■ Records provided

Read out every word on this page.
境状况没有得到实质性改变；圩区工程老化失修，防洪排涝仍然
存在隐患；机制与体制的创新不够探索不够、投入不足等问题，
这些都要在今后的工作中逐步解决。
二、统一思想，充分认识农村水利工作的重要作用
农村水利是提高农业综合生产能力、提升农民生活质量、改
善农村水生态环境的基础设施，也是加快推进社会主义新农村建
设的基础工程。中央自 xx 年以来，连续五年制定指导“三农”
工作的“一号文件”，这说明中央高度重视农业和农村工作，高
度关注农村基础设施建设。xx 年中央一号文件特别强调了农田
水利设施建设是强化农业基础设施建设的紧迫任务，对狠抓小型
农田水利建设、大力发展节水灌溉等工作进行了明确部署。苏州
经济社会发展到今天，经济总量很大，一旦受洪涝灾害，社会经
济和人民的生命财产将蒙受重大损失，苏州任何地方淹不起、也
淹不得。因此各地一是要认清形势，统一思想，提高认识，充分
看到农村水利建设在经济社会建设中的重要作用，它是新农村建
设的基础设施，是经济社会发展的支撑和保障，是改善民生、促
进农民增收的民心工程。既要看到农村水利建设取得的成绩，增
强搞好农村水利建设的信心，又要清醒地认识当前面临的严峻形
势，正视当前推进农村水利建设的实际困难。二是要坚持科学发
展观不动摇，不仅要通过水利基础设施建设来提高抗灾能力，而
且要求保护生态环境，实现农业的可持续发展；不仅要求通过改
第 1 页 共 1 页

---

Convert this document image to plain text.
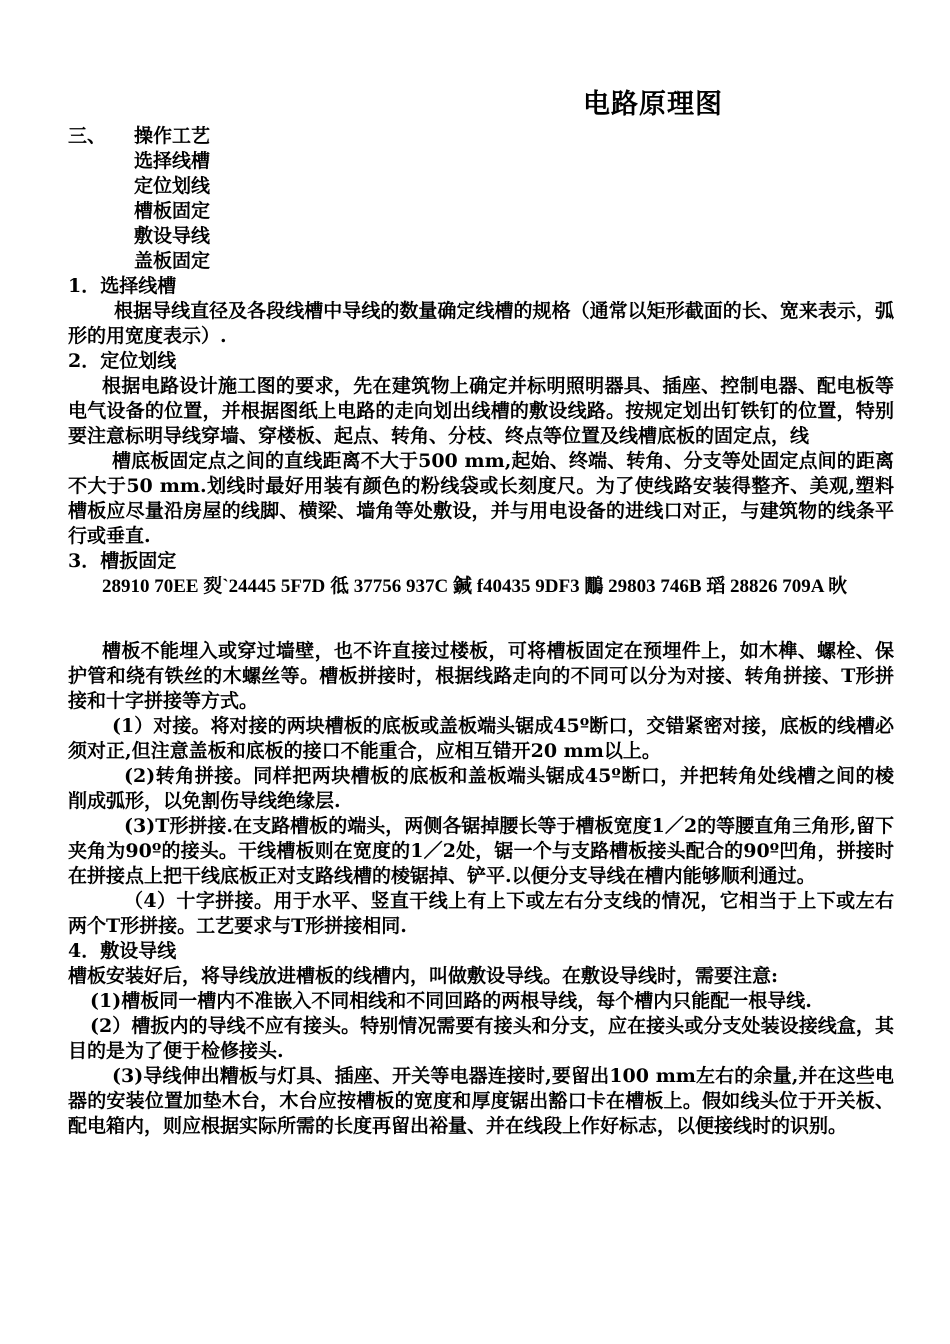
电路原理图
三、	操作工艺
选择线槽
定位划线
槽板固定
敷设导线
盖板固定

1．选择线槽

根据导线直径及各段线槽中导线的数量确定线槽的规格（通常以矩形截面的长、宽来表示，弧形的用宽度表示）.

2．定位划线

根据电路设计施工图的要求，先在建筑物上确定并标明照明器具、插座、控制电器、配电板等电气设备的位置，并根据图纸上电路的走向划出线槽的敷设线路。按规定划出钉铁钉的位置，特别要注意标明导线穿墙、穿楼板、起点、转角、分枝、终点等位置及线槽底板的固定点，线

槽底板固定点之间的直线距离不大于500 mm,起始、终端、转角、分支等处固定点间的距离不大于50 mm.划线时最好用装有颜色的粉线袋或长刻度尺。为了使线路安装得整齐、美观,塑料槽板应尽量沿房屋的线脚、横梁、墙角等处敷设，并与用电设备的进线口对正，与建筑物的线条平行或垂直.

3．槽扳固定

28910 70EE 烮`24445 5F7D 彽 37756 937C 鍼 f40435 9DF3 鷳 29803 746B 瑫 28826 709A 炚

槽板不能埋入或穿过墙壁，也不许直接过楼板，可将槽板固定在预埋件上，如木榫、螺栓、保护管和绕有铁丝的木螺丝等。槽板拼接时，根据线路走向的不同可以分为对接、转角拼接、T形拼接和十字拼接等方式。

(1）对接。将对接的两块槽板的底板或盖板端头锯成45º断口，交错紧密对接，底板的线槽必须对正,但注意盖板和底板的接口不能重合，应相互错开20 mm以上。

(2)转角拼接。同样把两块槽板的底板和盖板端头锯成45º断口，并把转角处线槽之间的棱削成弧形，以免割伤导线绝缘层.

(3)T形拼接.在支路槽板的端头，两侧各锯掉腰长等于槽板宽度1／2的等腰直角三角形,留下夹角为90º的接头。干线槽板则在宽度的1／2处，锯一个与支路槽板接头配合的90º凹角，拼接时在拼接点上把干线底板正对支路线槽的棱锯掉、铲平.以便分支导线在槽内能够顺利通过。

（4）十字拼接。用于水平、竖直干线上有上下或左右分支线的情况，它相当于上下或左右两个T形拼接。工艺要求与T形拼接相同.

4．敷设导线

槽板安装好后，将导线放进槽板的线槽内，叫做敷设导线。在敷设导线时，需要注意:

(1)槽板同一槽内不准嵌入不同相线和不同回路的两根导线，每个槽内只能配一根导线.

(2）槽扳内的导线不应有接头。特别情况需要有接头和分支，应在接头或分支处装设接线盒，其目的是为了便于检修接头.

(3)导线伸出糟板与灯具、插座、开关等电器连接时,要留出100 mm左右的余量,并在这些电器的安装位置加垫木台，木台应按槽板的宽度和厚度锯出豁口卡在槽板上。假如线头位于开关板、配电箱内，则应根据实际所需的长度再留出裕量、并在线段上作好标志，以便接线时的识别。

■ Task goal
Write only the number of lines in the records that include the word "转角拼接".

■ Solution for this task
2